What the task asks
Look for the word "신학교에" in the entries below, then copy every line that has it.

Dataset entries
=====
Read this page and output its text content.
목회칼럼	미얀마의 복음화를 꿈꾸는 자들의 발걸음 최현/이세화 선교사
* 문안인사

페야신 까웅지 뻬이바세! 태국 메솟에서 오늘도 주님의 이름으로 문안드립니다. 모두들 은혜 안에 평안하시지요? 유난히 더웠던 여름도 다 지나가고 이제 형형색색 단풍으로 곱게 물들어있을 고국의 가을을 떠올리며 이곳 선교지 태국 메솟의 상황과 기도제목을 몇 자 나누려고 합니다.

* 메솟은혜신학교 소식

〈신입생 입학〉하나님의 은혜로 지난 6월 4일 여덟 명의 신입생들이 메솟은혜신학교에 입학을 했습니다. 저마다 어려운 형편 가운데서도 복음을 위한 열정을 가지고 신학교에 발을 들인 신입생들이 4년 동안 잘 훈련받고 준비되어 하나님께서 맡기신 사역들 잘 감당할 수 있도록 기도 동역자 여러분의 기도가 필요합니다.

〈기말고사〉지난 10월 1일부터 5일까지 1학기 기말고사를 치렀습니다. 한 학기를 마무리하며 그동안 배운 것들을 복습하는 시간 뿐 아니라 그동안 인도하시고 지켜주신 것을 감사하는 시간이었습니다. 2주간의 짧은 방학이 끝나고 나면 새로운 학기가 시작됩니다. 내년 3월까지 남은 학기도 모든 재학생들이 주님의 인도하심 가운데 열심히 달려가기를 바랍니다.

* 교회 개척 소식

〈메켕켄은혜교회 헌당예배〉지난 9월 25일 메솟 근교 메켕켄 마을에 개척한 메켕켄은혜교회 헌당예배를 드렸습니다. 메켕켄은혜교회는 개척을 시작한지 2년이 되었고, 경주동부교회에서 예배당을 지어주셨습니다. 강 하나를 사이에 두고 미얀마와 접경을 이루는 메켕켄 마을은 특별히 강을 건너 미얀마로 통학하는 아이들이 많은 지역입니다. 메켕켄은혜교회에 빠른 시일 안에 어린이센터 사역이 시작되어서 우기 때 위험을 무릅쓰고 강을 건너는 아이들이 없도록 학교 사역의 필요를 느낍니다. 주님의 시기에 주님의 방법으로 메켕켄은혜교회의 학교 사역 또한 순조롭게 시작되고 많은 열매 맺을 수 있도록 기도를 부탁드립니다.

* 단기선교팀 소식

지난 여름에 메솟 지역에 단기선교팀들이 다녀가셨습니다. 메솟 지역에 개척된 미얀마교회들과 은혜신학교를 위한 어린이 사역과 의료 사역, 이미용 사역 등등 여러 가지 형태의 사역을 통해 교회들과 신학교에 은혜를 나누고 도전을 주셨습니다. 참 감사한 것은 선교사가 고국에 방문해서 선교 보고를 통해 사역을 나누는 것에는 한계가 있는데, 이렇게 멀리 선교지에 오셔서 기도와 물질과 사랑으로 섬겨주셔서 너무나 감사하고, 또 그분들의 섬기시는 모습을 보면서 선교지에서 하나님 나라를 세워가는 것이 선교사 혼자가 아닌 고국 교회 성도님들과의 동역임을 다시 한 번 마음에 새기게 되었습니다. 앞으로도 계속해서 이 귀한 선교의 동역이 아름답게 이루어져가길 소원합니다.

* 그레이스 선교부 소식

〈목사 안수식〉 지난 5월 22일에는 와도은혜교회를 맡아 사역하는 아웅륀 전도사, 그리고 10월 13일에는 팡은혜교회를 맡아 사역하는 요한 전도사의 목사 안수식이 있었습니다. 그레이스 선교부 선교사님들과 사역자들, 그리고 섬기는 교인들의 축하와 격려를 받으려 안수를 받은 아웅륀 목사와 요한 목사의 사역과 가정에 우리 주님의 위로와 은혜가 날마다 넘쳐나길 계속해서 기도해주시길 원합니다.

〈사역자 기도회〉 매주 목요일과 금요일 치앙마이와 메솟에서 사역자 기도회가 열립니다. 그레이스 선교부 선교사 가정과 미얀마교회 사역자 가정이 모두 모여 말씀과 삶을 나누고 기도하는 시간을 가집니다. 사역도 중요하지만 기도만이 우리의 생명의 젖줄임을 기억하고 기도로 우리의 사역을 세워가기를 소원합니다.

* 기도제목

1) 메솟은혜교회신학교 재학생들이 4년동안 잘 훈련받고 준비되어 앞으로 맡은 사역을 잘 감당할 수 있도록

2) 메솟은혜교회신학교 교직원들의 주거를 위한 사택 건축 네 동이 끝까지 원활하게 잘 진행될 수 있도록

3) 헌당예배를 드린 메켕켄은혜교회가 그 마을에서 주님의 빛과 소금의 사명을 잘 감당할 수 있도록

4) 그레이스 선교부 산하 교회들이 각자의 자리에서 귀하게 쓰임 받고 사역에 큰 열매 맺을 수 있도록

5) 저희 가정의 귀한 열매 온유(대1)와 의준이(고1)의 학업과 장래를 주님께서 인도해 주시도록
=====
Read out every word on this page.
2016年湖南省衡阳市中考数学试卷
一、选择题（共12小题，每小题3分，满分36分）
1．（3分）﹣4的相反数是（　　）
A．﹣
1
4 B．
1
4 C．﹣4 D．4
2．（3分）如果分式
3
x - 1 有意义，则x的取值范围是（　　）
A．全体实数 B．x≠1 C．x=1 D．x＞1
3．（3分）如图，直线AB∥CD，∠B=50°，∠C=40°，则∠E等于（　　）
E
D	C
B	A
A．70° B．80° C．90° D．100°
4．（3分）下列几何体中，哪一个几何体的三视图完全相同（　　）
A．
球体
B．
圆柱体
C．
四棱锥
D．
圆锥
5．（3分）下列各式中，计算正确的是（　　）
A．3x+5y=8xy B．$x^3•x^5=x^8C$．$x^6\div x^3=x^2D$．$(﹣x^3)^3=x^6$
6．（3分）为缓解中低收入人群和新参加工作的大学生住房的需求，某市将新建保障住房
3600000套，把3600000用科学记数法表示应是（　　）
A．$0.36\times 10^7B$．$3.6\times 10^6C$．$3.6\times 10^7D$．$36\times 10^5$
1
=====
Finished exercise
〈신입생 입학〉하나님의 은혜로 지난 6월 4일 여덟 명의 신입생들이 메솟은혜신학교에 입학을 했습니다. 저마다 어려운 형편 가운데서도 복음을 위한 열정을 가지고 신학교에 발을 들인 신입생들이 4년 동안 잘 훈련받고 준비되어 하나님께서 맡기신 사역들 잘 감당할 수 있도록 기도 동역자 여러분의 기도가 필요합니다.
지난 여름에 메솟 지역에 단기선교팀들이 다녀가셨습니다. 메솟 지역에 개척된 미얀마교회들과 은혜신학교를 위한 어린이 사역과 의료 사역, 이미용 사역 등등 여러 가지 형태의 사역을 통해 교회들과 신학교에 은혜를 나누고 도전을 주셨습니다. 참 감사한 것은 선교사가 고국에 방문해서 선교 보고를 통해 사역을 나누는 것에는 한계가 있는데, 이렇게 멀리 선교지에 오셔서 기도와 물질과 사랑으로 섬겨주셔서 너무나 감사하고, 또 그분들의 섬기시는 모습을 보면서 선교지에서 하나님 나라를 세워가는 것이 선교사 혼자가 아닌 고국 교회 성도님들과의 동역임을 다시 한 번 마음에 새기게 되었습니다. 앞으로도 계속해서 이 귀한 선교의 동역이 아름답게 이루어져가길 소원합니다.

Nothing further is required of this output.